Input records ::

—————

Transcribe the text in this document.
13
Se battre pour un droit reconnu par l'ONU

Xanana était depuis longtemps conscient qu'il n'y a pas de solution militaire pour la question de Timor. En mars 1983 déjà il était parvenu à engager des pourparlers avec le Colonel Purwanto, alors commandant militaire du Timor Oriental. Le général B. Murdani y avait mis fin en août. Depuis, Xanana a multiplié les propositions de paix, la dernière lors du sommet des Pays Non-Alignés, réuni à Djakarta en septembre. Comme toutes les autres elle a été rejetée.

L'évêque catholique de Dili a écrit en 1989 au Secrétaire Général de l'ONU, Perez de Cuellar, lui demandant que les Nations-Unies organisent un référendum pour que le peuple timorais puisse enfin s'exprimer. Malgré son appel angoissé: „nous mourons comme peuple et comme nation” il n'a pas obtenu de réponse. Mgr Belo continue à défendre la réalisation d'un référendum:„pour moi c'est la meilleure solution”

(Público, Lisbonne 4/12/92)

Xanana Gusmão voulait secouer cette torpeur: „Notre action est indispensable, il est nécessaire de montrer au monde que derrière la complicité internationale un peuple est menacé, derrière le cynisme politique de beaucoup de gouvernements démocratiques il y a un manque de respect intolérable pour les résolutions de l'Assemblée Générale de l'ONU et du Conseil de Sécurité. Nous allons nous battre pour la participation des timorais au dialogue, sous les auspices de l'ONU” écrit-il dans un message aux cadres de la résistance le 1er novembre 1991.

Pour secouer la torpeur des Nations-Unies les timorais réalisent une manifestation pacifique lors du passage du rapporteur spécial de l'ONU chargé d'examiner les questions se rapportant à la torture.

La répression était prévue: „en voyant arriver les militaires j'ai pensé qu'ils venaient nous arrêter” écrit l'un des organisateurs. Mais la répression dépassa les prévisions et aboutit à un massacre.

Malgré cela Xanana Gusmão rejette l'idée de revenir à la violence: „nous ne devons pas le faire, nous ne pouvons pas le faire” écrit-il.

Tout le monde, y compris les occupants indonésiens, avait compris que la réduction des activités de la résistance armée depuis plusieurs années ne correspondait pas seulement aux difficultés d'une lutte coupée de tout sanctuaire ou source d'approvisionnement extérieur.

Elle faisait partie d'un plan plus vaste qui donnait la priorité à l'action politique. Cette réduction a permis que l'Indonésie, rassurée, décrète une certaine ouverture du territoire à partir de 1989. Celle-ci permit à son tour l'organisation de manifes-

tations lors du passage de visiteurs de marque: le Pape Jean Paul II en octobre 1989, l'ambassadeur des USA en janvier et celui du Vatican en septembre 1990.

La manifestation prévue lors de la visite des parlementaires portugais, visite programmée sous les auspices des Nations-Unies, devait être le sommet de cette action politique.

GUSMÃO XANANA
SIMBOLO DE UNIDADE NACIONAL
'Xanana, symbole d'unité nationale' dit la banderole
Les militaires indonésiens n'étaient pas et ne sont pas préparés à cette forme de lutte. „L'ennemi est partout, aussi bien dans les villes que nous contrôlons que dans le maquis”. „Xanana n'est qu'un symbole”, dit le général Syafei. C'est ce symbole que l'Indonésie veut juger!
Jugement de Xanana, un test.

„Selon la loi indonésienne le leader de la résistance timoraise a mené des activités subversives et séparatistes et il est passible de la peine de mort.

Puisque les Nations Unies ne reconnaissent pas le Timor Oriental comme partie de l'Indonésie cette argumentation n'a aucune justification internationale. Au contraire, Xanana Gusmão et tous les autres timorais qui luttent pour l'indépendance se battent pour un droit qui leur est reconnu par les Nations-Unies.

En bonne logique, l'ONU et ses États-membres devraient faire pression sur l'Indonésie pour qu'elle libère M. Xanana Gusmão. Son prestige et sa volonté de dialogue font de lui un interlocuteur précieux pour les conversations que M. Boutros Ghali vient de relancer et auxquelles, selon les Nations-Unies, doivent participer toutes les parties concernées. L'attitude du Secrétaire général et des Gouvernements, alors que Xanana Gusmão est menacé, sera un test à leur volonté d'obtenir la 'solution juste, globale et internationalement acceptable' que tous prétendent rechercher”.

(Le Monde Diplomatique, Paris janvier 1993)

—————

Objective :: Identify how many lines in the entries above include the string "prévue", then state that number alone.

Final answer :: 2